> **What you have to do**
Every line must be returned precisely as it is written.

> **Dataset content**
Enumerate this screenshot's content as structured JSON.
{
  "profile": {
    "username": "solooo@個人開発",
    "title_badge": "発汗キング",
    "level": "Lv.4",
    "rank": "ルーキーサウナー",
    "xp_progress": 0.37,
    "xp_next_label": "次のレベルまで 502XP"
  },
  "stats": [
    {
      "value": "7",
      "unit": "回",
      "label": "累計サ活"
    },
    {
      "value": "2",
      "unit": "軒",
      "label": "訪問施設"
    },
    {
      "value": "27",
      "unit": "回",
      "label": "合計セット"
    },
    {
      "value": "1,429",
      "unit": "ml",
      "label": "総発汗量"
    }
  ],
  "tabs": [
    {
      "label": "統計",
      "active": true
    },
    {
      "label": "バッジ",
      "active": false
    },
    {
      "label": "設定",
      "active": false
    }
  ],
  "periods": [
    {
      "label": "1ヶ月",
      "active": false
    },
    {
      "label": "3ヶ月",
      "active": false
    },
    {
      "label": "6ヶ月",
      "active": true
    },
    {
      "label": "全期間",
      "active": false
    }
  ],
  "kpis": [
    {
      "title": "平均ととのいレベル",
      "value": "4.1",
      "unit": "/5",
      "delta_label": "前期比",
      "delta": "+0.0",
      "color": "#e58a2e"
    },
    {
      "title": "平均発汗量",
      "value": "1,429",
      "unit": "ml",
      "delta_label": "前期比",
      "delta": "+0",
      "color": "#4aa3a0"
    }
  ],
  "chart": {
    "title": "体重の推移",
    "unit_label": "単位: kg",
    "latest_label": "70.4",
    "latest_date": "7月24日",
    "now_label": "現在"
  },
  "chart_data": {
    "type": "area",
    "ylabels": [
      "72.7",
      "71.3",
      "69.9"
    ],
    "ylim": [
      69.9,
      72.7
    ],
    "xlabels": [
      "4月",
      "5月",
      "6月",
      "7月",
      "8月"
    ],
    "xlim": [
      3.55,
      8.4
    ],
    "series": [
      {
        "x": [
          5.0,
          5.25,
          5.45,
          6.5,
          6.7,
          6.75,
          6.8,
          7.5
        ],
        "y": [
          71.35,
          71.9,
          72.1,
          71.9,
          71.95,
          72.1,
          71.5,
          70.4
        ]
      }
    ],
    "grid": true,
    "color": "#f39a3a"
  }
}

> **Reply**
Enumerate this screenshot's content as structured JSON.
{
  "profile": {
    "username": "solooo@個人開発",
    "title_badge": "発汗キング",
    "level": "Lv.4",
    "rank": "ルーキーサウナー",
    "xp_progress": 0.37,
    "xp_next_label": "次のレベルまで 502XP"
  },
  "stats": [
    {
      "value": "7",
      "unit": "回",
      "label": "累計サ活"
    },
    {
      "value": "2",
      "unit": "軒",
      "label": "訪問施設"
    },
    {
      "value": "27",
      "unit": "回",
      "label": "合計セット"
    },
    {
      "value": "1,429",
      "unit": "ml",
      "label": "総発汗量"
    }
  ],
  "tabs": [
    {
      "label": "統計",
      "active": true
    },
    {
      "label": "バッジ",
      "active": false
    },
    {
      "label": "設定",
      "active": false
    }
  ],
  "periods": [
    {
      "label": "1ヶ月",
      "active": false
    },
    {
      "label": "3ヶ月",
      "active": false
    },
    {
      "label": "6ヶ月",
      "active": true
    },
    {
      "label": "全期間",
      "active": false
    }
  ],
  "kpis": [
    {
      "title": "平均ととのいレベル",
      "value": "4.1",
      "unit": "/5",
      "delta_label": "前期比",
      "delta": "+0.0",
      "color": "#e58a2e"
    },
    {
      "title": "平均発汗量",
      "value": "1,429",
      "unit": "ml",
      "delta_label": "前期比",
      "delta": "+0",
      "color": "#4aa3a0"
    }
  ],
  "chart": {
    "title": "体重の推移",
    "unit_label": "単位: kg",
    "latest_label": "70.4",
    "latest_date": "7月24日",
    "now_label": "現在"
  },
  "chart_data": {
    "type": "area",
    "ylabels": [
      "72.7",
      "71.3",
      "69.9"
    ],
    "ylim": [
      69.9,
      72.7
    ],
    "xlabels": [
      "4月",
      "5月",
      "6月",
      "7月",
      "8月"
    ],
    "xlim": [
      3.55,
      8.4
    ],
    "series": [
      {
        "x": [
          5.0,
          5.25,
          5.45,
          6.5,
          6.7,
          6.75,
          6.8,
          7.5
        ],
        "y": [
          71.35,
          71.9,
          72.1,
          71.9,
          71.95,
          72.1,
          71.5,
          70.4
        ]
      }
    ],
    "grid": true,
    "color": "#f39a3a"
  }
}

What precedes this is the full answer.